---------- RECORDS SUPPLIED

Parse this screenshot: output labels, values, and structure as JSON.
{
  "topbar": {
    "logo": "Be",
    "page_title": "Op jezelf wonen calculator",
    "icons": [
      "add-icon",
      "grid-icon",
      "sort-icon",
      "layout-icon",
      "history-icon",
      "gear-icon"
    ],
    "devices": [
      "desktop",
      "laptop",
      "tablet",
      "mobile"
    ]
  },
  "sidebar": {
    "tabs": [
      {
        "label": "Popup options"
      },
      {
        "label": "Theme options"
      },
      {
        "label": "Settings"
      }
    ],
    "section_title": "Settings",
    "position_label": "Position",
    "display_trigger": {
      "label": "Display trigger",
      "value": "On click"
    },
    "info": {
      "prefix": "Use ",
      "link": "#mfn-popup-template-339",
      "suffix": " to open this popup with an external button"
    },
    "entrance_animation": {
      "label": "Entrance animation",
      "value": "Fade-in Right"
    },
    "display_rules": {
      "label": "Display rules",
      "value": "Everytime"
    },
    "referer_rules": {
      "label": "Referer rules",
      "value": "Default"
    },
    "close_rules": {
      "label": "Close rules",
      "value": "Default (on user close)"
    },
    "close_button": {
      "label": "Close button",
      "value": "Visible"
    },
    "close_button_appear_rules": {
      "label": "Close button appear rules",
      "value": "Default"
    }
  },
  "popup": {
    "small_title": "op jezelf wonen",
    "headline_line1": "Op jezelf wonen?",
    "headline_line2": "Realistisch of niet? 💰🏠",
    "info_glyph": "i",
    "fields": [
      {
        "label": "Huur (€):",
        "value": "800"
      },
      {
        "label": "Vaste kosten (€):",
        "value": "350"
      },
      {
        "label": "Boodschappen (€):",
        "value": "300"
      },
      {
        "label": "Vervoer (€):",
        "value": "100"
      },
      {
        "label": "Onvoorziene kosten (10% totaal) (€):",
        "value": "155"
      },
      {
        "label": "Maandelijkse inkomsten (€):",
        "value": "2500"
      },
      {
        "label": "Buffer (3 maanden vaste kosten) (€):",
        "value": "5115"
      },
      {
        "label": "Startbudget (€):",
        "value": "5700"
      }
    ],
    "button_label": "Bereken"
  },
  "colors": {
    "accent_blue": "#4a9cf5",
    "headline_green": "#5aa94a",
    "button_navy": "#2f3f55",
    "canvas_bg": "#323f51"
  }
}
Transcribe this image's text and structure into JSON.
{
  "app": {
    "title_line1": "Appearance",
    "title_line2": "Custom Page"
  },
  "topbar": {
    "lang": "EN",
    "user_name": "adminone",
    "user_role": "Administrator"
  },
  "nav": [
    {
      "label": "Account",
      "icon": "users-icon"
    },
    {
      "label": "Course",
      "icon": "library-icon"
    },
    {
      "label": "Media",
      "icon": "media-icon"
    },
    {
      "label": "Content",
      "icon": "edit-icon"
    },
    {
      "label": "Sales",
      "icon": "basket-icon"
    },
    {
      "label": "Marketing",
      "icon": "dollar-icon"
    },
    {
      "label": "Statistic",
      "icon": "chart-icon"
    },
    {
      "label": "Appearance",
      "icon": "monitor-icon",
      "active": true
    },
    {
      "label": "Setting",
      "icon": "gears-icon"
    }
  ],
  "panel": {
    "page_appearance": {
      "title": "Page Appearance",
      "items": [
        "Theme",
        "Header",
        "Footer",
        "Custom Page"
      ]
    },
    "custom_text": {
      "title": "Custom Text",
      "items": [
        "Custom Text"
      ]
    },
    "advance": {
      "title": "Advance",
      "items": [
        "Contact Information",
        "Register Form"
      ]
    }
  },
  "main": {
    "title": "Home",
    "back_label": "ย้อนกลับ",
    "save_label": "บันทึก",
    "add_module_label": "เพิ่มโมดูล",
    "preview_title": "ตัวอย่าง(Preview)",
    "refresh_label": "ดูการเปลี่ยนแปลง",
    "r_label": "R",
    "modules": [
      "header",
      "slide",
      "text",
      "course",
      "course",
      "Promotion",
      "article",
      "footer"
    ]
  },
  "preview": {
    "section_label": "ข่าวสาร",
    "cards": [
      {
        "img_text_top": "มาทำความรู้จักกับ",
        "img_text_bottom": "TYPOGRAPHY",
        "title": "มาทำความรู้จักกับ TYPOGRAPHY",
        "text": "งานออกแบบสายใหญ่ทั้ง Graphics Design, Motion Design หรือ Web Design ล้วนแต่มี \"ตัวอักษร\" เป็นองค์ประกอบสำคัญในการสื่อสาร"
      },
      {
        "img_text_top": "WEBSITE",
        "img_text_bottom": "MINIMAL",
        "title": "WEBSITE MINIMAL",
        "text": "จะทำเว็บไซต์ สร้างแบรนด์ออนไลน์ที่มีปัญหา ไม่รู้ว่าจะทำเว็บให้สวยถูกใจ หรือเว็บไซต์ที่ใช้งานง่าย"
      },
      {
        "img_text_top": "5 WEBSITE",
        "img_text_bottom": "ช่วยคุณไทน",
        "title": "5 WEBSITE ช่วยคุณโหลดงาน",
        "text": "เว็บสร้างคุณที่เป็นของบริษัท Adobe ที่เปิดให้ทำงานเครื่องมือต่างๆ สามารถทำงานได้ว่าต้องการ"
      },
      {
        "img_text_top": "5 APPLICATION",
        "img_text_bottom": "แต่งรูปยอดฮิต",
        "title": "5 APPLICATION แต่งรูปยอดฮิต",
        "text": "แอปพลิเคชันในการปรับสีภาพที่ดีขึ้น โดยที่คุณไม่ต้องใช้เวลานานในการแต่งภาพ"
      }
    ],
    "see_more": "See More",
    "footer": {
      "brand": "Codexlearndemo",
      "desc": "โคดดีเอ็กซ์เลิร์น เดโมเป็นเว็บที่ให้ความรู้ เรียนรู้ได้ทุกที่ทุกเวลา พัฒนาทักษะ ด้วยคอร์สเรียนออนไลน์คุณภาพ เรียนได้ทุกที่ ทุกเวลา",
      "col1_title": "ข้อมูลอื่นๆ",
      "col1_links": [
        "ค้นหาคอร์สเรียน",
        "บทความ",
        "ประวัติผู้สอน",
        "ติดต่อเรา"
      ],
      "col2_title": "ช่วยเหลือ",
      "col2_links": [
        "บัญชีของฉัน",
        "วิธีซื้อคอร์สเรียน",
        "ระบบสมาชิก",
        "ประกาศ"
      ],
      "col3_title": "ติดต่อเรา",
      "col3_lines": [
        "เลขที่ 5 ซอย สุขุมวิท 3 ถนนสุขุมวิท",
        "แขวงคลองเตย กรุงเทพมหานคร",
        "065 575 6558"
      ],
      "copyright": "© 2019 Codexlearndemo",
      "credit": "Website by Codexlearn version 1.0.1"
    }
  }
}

--------------------

Retype all of the material, keeping each line exact.

Parse this screenshot: output labels, values, and structure as JSON.
{
  "topbar": {
    "logo": "Be",
    "page_title": "Op jezelf wonen calculator",
    "icons": [
      "add-icon",
      "grid-icon",
      "sort-icon",
      "layout-icon",
      "history-icon",
      "gear-icon"
    ],
    "devices": [
      "desktop",
      "laptop",
      "tablet",
      "mobile"
    ]
  },
  "sidebar": {
    "tabs": [
      {
        "label": "Popup options"
      },
      {
        "label": "Theme options"
      },
      {
        "label": "Settings"
      }
    ],
    "section_title": "Settings",
    "position_label": "Position",
    "display_trigger": {
      "label": "Display trigger",
      "value": "On click"
    },
    "info": {
      "prefix": "Use ",
      "link": "#mfn-popup-template-339",
      "suffix": " to open this popup with an external button"
    },
    "entrance_animation": {
      "label": "Entrance animation",
      "value": "Fade-in Right"
    },
    "display_rules": {
      "label": "Display rules",
      "value": "Everytime"
    },
    "referer_rules": {
      "label": "Referer rules",
      "value": "Default"
    },
    "close_rules": {
      "label": "Close rules",
      "value": "Default (on user close)"
    },
    "close_button": {
      "label": "Close button",
      "value": "Visible"
    },
    "close_button_appear_rules": {
      "label": "Close button appear rules",
      "value": "Default"
    }
  },
  "popup": {
    "small_title": "op jezelf wonen",
    "headline_line1": "Op jezelf wonen?",
    "headline_line2": "Realistisch of niet? 💰🏠",
    "info_glyph": "i",
    "fields": [
      {
        "label": "Huur (€):",
        "value": "800"
      },
      {
        "label": "Vaste kosten (€):",
        "value": "350"
      },
      {
        "label": "Boodschappen (€):",
        "value": "300"
      },
      {
        "label": "Vervoer (€):",
        "value": "100"
      },
      {
        "label": "Onvoorziene kosten (10% totaal) (€):",
        "value": "155"
      },
      {
        "label": "Maandelijkse inkomsten (€):",
        "value": "2500"
      },
      {
        "label": "Buffer (3 maanden vaste kosten) (€):",
        "value": "5115"
      },
      {
        "label": "Startbudget (€):",
        "value": "5700"
      }
    ],
    "button_label": "Bereken"
  },
  "colors": {
    "accent_blue": "#4a9cf5",
    "headline_green": "#5aa94a",
    "button_navy": "#2f3f55",
    "canvas_bg": "#323f51"
  }
}
Transcribe this image's text and structure into JSON.
{
  "app": {
    "title_line1": "Appearance",
    "title_line2": "Custom Page"
  },
  "topbar": {
    "lang": "EN",
    "user_name": "adminone",
    "user_role": "Administrator"
  },
  "nav": [
    {
      "label": "Account",
      "icon": "users-icon"
    },
    {
      "label": "Course",
      "icon": "library-icon"
    },
    {
      "label": "Media",
      "icon": "media-icon"
    },
    {
      "label": "Content",
      "icon": "edit-icon"
    },
    {
      "label": "Sales",
      "icon": "basket-icon"
    },
    {
      "label": "Marketing",
      "icon": "dollar-icon"
    },
    {
      "label": "Statistic",
      "icon": "chart-icon"
    },
    {
      "label": "Appearance",
      "icon": "monitor-icon",
      "active": true
    },
    {
      "label": "Setting",
      "icon": "gears-icon"
    }
  ],
  "panel": {
    "page_appearance": {
      "title": "Page Appearance",
      "items": [
        "Theme",
        "Header",
        "Footer",
        "Custom Page"
      ]
    },
    "custom_text": {
      "title": "Custom Text",
      "items": [
        "Custom Text"
      ]
    },
    "advance": {
      "title": "Advance",
      "items": [
        "Contact Information",
        "Register Form"
      ]
    }
  },
  "main": {
    "title": "Home",
    "back_label": "ย้อนกลับ",
    "save_label": "บันทึก",
    "add_module_label": "เพิ่มโมดูล",
    "preview_title": "ตัวอย่าง(Preview)",
    "refresh_label": "ดูการเปลี่ยนแปลง",
    "r_label": "R",
    "modules": [
      "header",
      "slide",
      "text",
      "course",
      "course",
      "Promotion",
      "article",
      "footer"
    ]
  },
  "preview": {
    "section_label": "ข่าวสาร",
    "cards": [
      {
        "img_text_top": "มาทำความรู้จักกับ",
        "img_text_bottom": "TYPOGRAPHY",
        "title": "มาทำความรู้จักกับ TYPOGRAPHY",
        "text": "งานออกแบบสายใหญ่ทั้ง Graphics Design, Motion Design หรือ Web Design ล้วนแต่มี \"ตัวอักษร\" เป็นองค์ประกอบสำคัญในการสื่อสาร"
      },
      {
        "img_text_top": "WEBSITE",
        "img_text_bottom": "MINIMAL",
        "title": "WEBSITE MINIMAL",
        "text": "จะทำเว็บไซต์ สร้างแบรนด์ออนไลน์ที่มีปัญหา ไม่รู้ว่าจะทำเว็บให้สวยถูกใจ หรือเว็บไซต์ที่ใช้งานง่าย"
      },
      {
        "img_text_top": "5 WEBSITE",
        "img_text_bottom": "ช่วยคุณไทน",
        "title": "5 WEBSITE ช่วยคุณโหลดงาน",
        "text": "เว็บสร้างคุณที่เป็นของบริษัท Adobe ที่เปิดให้ทำงานเครื่องมือต่างๆ สามารถทำงานได้ว่าต้องการ"
      },
      {
        "img_text_top": "5 APPLICATION",
        "img_text_bottom": "แต่งรูปยอดฮิต",
        "title": "5 APPLICATION แต่งรูปยอดฮิต",
        "text": "แอปพลิเคชันในการปรับสีภาพที่ดีขึ้น โดยที่คุณไม่ต้องใช้เวลานานในการแต่งภาพ"
      }
    ],
    "see_more": "See More",
    "footer": {
      "brand": "Codexlearndemo",
      "desc": "โคดดีเอ็กซ์เลิร์น เดโมเป็นเว็บที่ให้ความรู้ เรียนรู้ได้ทุกที่ทุกเวลา พัฒนาทักษะ ด้วยคอร์สเรียนออนไลน์คุณภาพ เรียนได้ทุกที่ ทุกเวลา",
      "col1_title": "ข้อมูลอื่นๆ",
      "col1_links": [
        "ค้นหาคอร์สเรียน",
        "บทความ",
        "ประวัติผู้สอน",
        "ติดต่อเรา"
      ],
      "col2_title": "ช่วยเหลือ",
      "col2_links": [
        "บัญชีของฉัน",
        "วิธีซื้อคอร์สเรียน",
        "ระบบสมาชิก",
        "ประกาศ"
      ],
      "col3_title": "ติดต่อเรา",
      "col3_lines": [
        "เลขที่ 5 ซอย สุขุมวิท 3 ถนนสุขุมวิท",
        "แขวงคลองเตย กรุงเทพมหานคร",
        "065 575 6558"
      ],
      "copyright": "© 2019 Codexlearndemo",
      "credit": "Website by Codexlearn version 1.0.1"
    }
  }
}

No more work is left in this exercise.